Description of the task - In the records below, find each line with the word "Минимум" and copy it.

___ Excerpted records ___

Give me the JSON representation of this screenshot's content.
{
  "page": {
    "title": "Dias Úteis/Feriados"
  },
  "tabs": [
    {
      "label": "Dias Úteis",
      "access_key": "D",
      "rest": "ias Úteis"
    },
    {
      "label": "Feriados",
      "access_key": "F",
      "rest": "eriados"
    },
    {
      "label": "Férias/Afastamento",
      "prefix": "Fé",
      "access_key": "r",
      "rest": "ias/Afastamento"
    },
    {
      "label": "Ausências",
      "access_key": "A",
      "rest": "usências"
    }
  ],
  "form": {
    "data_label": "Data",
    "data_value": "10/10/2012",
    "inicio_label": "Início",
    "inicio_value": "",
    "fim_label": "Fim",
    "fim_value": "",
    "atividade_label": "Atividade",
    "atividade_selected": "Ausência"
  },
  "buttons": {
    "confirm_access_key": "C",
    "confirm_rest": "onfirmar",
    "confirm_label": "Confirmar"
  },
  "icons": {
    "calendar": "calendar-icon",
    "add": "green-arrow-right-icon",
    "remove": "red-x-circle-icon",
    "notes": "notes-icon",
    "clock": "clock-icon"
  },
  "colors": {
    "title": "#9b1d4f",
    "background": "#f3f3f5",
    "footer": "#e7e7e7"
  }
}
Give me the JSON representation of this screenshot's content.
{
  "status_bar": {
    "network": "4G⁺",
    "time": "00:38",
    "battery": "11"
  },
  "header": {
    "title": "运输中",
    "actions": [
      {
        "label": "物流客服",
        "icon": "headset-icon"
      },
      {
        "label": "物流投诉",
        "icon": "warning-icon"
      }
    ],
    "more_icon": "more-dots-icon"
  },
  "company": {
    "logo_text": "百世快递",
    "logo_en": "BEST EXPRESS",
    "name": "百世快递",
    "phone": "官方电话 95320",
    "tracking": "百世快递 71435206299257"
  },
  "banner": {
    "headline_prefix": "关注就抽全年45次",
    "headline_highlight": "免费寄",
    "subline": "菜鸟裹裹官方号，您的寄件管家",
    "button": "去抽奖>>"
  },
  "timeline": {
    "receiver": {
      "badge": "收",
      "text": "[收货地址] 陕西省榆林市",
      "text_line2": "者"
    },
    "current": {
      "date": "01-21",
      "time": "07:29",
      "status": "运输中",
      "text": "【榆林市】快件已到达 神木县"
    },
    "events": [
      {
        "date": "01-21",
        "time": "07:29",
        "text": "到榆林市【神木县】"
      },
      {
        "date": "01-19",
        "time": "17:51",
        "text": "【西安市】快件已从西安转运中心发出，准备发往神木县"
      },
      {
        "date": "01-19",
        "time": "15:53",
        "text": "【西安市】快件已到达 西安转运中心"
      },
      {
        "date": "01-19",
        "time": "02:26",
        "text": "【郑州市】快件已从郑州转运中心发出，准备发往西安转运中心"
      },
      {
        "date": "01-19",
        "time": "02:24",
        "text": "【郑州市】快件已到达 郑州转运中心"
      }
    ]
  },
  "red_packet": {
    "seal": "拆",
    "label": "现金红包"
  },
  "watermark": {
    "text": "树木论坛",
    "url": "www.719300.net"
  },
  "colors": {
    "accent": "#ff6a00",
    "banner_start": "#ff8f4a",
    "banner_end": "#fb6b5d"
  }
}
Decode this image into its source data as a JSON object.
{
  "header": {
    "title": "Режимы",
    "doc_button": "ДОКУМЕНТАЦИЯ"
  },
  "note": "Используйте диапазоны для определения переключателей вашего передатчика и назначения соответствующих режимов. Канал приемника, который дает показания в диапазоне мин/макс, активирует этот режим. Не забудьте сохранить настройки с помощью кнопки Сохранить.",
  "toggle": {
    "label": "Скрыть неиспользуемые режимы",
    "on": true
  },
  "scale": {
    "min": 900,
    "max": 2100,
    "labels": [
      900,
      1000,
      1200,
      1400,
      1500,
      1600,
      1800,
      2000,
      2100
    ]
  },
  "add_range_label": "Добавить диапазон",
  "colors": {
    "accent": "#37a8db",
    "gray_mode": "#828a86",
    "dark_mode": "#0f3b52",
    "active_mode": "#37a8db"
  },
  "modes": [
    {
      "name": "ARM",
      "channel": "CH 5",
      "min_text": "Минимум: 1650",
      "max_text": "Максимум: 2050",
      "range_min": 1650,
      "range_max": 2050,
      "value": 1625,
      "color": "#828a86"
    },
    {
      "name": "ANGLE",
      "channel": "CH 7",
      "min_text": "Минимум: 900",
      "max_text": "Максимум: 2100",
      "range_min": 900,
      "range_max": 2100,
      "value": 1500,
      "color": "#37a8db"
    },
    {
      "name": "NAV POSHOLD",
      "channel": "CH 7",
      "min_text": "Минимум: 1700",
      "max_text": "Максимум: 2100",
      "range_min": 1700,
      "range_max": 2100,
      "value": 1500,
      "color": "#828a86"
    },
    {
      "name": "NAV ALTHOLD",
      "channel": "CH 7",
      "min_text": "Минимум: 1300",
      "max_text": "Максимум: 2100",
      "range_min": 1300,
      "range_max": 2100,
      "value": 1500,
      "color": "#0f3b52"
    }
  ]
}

___

Written reply -
      "min_text": "Минимум: 1650",
      "min_text": "Минимум: 900",
      "min_text": "Минимум: 1700",
      "min_text": "Минимум: 1300",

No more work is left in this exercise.